Stored records:
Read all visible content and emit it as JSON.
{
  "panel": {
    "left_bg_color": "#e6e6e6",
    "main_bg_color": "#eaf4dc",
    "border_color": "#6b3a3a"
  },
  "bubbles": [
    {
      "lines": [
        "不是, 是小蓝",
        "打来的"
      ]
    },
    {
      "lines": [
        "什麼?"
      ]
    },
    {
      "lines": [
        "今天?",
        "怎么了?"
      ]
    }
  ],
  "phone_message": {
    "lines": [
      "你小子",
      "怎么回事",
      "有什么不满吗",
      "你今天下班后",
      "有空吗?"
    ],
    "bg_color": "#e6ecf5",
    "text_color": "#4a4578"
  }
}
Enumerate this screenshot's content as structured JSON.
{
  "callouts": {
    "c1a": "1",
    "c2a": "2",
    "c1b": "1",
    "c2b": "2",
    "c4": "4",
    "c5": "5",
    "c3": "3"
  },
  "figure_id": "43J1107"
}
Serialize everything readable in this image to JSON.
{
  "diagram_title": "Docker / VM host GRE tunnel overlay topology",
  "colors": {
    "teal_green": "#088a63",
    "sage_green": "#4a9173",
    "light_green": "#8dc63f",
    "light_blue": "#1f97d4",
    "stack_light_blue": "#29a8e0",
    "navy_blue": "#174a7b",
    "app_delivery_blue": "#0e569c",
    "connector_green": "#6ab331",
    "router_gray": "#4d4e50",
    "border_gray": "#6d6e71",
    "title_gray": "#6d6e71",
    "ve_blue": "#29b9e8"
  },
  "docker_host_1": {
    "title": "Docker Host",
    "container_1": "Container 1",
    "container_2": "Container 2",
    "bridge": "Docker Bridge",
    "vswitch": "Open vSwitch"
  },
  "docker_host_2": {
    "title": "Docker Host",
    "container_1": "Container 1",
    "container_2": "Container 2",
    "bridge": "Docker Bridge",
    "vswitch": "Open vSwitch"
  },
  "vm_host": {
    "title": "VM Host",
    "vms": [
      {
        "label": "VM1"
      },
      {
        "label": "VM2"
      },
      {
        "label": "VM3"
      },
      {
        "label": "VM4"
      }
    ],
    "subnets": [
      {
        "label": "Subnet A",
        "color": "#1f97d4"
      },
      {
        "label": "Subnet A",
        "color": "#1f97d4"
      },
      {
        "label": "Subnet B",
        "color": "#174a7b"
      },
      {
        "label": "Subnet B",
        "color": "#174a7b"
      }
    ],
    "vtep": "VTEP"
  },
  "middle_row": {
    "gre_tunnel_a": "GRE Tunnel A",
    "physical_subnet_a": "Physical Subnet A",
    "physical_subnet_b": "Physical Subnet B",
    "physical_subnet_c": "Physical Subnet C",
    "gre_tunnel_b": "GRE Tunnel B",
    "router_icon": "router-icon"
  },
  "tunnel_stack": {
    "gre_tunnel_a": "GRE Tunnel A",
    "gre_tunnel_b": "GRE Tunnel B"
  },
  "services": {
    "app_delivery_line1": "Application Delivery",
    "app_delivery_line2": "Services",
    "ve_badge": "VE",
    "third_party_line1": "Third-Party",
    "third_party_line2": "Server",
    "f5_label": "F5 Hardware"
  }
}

Stated goal: Go through the listing above and list every line that has the word "this".

Solution:
Enumerate this screenshot's content as structured JSON.
Serialize everything readable in this image to JSON.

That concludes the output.